__What you should do__
All of the lines below are to be transcribed faithfully, with pictures excluded from the copy.

(Stored data entries)
* START *
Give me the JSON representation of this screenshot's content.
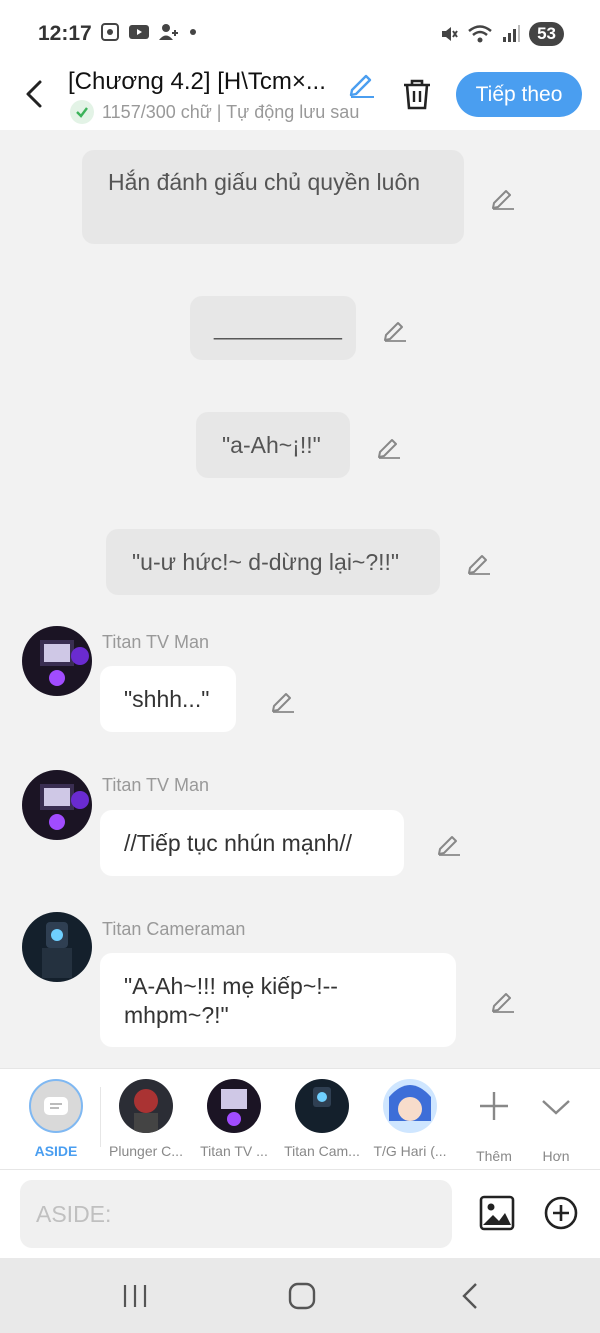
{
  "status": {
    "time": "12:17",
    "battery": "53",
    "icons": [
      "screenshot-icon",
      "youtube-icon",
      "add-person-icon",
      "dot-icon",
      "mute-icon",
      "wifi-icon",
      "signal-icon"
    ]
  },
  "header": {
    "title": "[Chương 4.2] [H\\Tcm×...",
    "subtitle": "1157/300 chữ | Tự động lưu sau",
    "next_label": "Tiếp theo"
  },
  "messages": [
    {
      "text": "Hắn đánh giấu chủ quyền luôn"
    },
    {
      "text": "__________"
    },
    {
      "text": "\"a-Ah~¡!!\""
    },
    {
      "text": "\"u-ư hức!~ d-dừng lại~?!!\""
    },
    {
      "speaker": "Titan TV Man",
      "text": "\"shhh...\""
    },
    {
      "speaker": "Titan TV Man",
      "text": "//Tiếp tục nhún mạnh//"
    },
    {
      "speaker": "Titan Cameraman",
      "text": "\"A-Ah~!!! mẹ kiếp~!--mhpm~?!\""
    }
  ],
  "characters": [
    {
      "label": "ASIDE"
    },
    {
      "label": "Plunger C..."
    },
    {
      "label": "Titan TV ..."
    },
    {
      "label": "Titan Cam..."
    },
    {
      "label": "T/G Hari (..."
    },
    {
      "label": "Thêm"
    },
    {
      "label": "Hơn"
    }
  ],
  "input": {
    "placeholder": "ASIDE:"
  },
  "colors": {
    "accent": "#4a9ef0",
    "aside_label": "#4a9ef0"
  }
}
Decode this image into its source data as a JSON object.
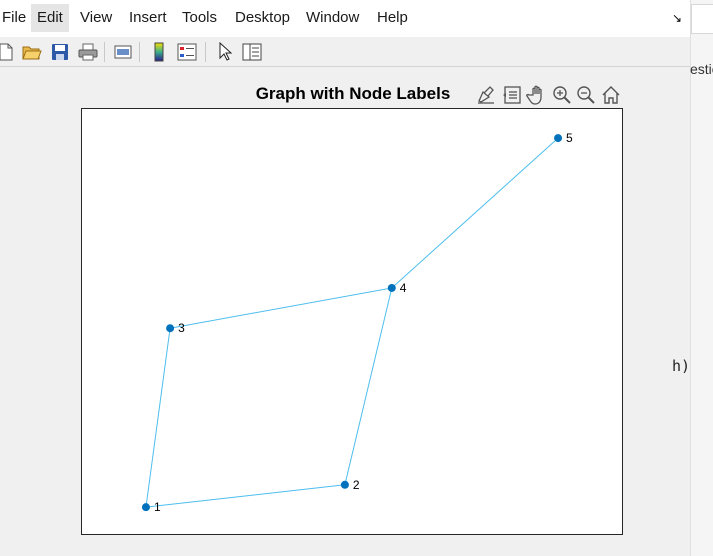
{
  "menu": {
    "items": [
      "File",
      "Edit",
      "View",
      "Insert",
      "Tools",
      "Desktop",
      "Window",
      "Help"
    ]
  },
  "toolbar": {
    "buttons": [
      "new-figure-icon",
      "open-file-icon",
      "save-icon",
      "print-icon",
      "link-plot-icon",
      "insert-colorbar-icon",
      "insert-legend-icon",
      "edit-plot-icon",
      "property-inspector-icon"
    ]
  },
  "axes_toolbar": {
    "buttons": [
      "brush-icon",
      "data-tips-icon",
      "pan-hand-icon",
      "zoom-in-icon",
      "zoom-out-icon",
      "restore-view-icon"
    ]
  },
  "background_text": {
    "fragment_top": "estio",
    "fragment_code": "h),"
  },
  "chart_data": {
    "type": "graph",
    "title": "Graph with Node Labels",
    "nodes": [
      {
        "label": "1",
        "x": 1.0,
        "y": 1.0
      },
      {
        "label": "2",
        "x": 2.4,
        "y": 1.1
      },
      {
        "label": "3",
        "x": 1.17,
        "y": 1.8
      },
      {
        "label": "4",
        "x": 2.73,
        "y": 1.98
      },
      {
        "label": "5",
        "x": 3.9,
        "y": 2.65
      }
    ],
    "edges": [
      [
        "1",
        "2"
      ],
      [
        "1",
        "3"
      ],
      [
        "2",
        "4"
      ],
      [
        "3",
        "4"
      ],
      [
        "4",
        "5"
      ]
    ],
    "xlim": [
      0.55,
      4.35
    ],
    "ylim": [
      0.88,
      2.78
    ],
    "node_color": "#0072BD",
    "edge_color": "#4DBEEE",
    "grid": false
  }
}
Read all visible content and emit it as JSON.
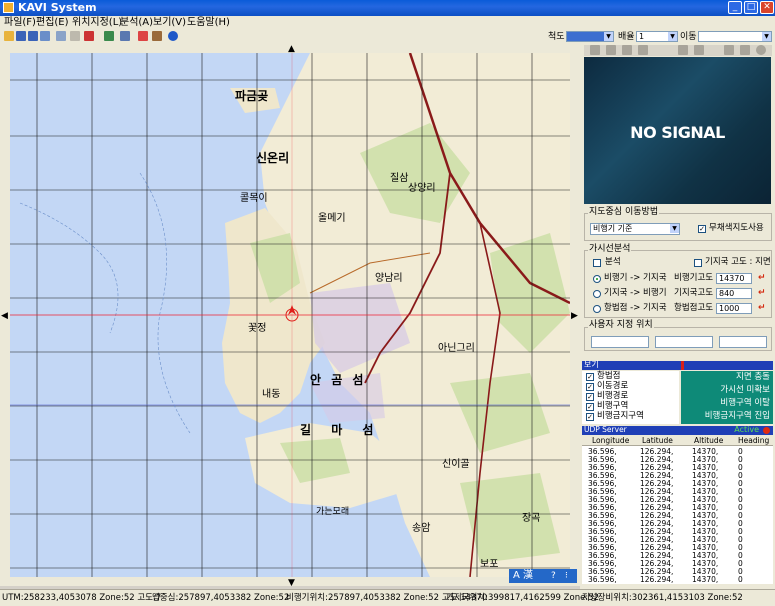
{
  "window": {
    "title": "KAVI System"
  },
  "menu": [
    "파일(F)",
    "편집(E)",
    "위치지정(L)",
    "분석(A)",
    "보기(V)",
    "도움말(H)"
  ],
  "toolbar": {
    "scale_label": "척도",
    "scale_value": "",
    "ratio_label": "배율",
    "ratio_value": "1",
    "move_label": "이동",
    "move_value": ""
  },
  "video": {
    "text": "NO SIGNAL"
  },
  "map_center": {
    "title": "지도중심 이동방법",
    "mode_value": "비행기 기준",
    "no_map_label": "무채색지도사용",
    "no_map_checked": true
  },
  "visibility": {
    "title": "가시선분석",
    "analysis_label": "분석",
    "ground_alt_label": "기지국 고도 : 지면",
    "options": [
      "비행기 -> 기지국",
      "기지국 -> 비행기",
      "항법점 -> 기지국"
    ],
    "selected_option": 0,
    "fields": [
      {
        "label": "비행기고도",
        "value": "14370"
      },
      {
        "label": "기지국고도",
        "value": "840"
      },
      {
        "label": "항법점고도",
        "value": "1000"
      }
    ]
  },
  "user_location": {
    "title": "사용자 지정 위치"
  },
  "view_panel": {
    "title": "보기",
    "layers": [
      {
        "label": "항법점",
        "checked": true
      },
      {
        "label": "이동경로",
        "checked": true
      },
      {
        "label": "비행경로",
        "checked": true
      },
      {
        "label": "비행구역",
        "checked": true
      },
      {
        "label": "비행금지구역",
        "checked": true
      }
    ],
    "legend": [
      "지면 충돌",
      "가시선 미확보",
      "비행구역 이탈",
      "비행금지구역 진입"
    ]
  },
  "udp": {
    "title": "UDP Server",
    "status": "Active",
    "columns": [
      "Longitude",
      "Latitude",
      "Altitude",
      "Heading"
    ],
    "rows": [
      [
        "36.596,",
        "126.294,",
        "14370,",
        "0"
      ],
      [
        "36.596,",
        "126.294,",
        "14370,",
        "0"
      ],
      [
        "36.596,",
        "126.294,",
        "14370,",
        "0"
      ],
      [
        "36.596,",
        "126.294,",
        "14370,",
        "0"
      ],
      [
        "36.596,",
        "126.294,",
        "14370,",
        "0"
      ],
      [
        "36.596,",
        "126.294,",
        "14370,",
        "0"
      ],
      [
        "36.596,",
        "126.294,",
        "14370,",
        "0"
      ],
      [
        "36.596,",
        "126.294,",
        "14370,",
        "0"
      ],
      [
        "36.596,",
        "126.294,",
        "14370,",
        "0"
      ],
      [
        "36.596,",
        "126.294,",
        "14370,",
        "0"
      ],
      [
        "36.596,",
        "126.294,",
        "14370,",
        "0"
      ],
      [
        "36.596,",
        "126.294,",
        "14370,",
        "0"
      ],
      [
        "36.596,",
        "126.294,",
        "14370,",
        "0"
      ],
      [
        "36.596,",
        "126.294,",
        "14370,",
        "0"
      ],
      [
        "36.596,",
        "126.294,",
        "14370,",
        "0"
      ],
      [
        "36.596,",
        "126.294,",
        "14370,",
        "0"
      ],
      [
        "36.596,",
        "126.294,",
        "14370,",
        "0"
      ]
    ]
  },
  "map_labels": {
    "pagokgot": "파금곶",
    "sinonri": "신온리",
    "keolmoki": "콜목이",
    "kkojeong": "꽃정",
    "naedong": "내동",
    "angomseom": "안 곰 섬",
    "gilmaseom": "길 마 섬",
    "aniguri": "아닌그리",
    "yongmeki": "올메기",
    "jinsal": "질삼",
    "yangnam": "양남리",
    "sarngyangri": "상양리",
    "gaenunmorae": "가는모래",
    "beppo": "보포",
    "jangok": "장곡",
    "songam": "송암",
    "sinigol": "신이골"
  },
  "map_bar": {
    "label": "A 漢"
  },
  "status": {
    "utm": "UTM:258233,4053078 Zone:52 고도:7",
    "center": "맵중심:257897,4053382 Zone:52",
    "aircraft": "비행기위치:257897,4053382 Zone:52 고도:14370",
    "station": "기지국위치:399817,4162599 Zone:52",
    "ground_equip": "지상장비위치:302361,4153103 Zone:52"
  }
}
* END *
__Exercise answer__
Give me the JSON representation of this screenshot's content.
{
  "status": {
    "time": "12:17",
    "battery": "53",
    "icons": [
      "screenshot-icon",
      "youtube-icon",
      "add-person-icon",
      "dot-icon",
      "mute-icon",
      "wifi-icon",
      "signal-icon"
    ]
  },
  "header": {
    "title": "[Chương 4.2] [H\\Tcm×...",
    "subtitle": "1157/300 chữ | Tự động lưu sau",
    "next_label": "Tiếp theo"
  },
  "messages": [
    {
      "text": "Hắn đánh giấu chủ quyền luôn"
    },
    {
      "text": "__________"
    },
    {
      "text": "\"a-Ah~¡!!\""
    },
    {
      "text": "\"u-ư hức!~ d-dừng lại~?!!\""
    },
    {
      "speaker": "Titan TV Man",
      "text": "\"shhh...\""
    },
    {
      "speaker": "Titan TV Man",
      "text": "//Tiếp tục nhún mạnh//"
    },
    {
      "speaker": "Titan Cameraman",
      "text": "\"A-Ah~!!! mẹ kiếp~!--mhpm~?!\""
    }
  ],
  "characters": [
    {
      "label": "ASIDE"
    },
    {
      "label": "Plunger C..."
    },
    {
      "label": "Titan TV ..."
    },
    {
      "label": "Titan Cam..."
    },
    {
      "label": "T/G Hari (..."
    },
    {
      "label": "Thêm"
    },
    {
      "label": "Hơn"
    }
  ],
  "input": {
    "placeholder": "ASIDE:"
  },
  "colors": {
    "accent": "#4a9ef0",
    "aside_label": "#4a9ef0"
  }
}
Decode this image into its source data as a JSON object.
{
  "menu": {
    "items": [
      "File",
      "Edit",
      "View",
      "Insert",
      "Tools",
      "Desktop",
      "Window",
      "Help"
    ]
  },
  "toolbar": {
    "buttons": [
      "new-figure-icon",
      "open-file-icon",
      "save-icon",
      "print-icon",
      "link-plot-icon",
      "insert-colorbar-icon",
      "insert-legend-icon",
      "edit-plot-icon",
      "property-inspector-icon"
    ]
  },
  "axes_toolbar": {
    "buttons": [
      "brush-icon",
      "data-tips-icon",
      "pan-hand-icon",
      "zoom-in-icon",
      "zoom-out-icon",
      "restore-view-icon"
    ]
  },
  "background_text": {
    "fragment_top": "estio",
    "fragment_code": "h),"
  },
  "chart_data": {
    "type": "graph",
    "title": "Graph with Node Labels",
    "nodes": [
      {
        "label": "1",
        "x": 1.0,
        "y": 1.0
      },
      {
        "label": "2",
        "x": 2.4,
        "y": 1.1
      },
      {
        "label": "3",
        "x": 1.17,
        "y": 1.8
      },
      {
        "label": "4",
        "x": 2.73,
        "y": 1.98
      },
      {
        "label": "5",
        "x": 3.9,
        "y": 2.65
      }
    ],
    "edges": [
      [
        "1",
        "2"
      ],
      [
        "1",
        "3"
      ],
      [
        "2",
        "4"
      ],
      [
        "3",
        "4"
      ],
      [
        "4",
        "5"
      ]
    ],
    "xlim": [
      0.55,
      4.35
    ],
    "ylim": [
      0.88,
      2.78
    ],
    "node_color": "#0072BD",
    "edge_color": "#4DBEEE",
    "grid": false
  }
}
Read all visible content and emit it as JSON.
{
  "window": {
    "title": "KAVI System"
  },
  "menu": [
    "파일(F)",
    "편집(E)",
    "위치지정(L)",
    "분석(A)",
    "보기(V)",
    "도움말(H)"
  ],
  "toolbar": {
    "scale_label": "척도",
    "scale_value": "",
    "ratio_label": "배율",
    "ratio_value": "1",
    "move_label": "이동",
    "move_value": ""
  },
  "video": {
    "text": "NO SIGNAL"
  },
  "map_center": {
    "title": "지도중심 이동방법",
    "mode_value": "비행기 기준",
    "no_map_label": "무채색지도사용",
    "no_map_checked": true
  },
  "visibility": {
    "title": "가시선분석",
    "analysis_label": "분석",
    "ground_alt_label": "기지국 고도 : 지면",
    "options": [
      "비행기 -> 기지국",
      "기지국 -> 비행기",
      "항법점 -> 기지국"
    ],
    "selected_option": 0,
    "fields": [
      {
        "label": "비행기고도",
        "value": "14370"
      },
      {
        "label": "기지국고도",
        "value": "840"
      },
      {
        "label": "항법점고도",
        "value": "1000"
      }
    ]
  },
  "user_location": {
    "title": "사용자 지정 위치"
  },
  "view_panel": {
    "title": "보기",
    "layers": [
      {
        "label": "항법점",
        "checked": true
      },
      {
        "label": "이동경로",
        "checked": true
      },
      {
        "label": "비행경로",
        "checked": true
      },
      {
        "label": "비행구역",
        "checked": true
      },
      {
        "label": "비행금지구역",
        "checked": true
      }
    ],
    "legend": [
      "지면 충돌",
      "가시선 미확보",
      "비행구역 이탈",
      "비행금지구역 진입"
    ]
  },
  "udp": {
    "title": "UDP Server",
    "status": "Active",
    "columns": [
      "Longitude",
      "Latitude",
      "Altitude",
      "Heading"
    ],
    "rows": [
      [
        "36.596,",
        "126.294,",
        "14370,",
        "0"
      ],
      [
        "36.596,",
        "126.294,",
        "14370,",
        "0"
      ],
      [
        "36.596,",
        "126.294,",
        "14370,",
        "0"
      ],
      [
        "36.596,",
        "126.294,",
        "14370,",
        "0"
      ],
      [
        "36.596,",
        "126.294,",
        "14370,",
        "0"
      ],
      [
        "36.596,",
        "126.294,",
        "14370,",
        "0"
      ],
      [
        "36.596,",
        "126.294,",
        "14370,",
        "0"
      ],
      [
        "36.596,",
        "126.294,",
        "14370,",
        "0"
      ],
      [
        "36.596,",
        "126.294,",
        "14370,",
        "0"
      ],
      [
        "36.596,",
        "126.294,",
        "14370,",
        "0"
      ],
      [
        "36.596,",
        "126.294,",
        "14370,",
        "0"
      ],
      [
        "36.596,",
        "126.294,",
        "14370,",
        "0"
      ],
      [
        "36.596,",
        "126.294,",
        "14370,",
        "0"
      ],
      [
        "36.596,",
        "126.294,",
        "14370,",
        "0"
      ],
      [
        "36.596,",
        "126.294,",
        "14370,",
        "0"
      ],
      [
        "36.596,",
        "126.294,",
        "14370,",
        "0"
      ],
      [
        "36.596,",
        "126.294,",
        "14370,",
        "0"
      ]
    ]
  },
  "map_labels": {
    "pagokgot": "파금곶",
    "sinonri": "신온리",
    "keolmoki": "콜목이",
    "kkojeong": "꽃정",
    "naedong": "내동",
    "angomseom": "안 곰 섬",
    "gilmaseom": "길 마 섬",
    "aniguri": "아닌그리",
    "yongmeki": "올메기",
    "jinsal": "질삼",
    "yangnam": "양남리",
    "sarngyangri": "상양리",
    "gaenunmorae": "가는모래",
    "beppo": "보포",
    "jangok": "장곡",
    "songam": "송암",
    "sinigol": "신이골"
  },
  "map_bar": {
    "label": "A 漢"
  },
  "status": {
    "utm": "UTM:258233,4053078 Zone:52 고도:7",
    "center": "맵중심:257897,4053382 Zone:52",
    "aircraft": "비행기위치:257897,4053382 Zone:52 고도:14370",
    "station": "기지국위치:399817,4162599 Zone:52",
    "ground_equip": "지상장비위치:302361,4153103 Zone:52"
  }
}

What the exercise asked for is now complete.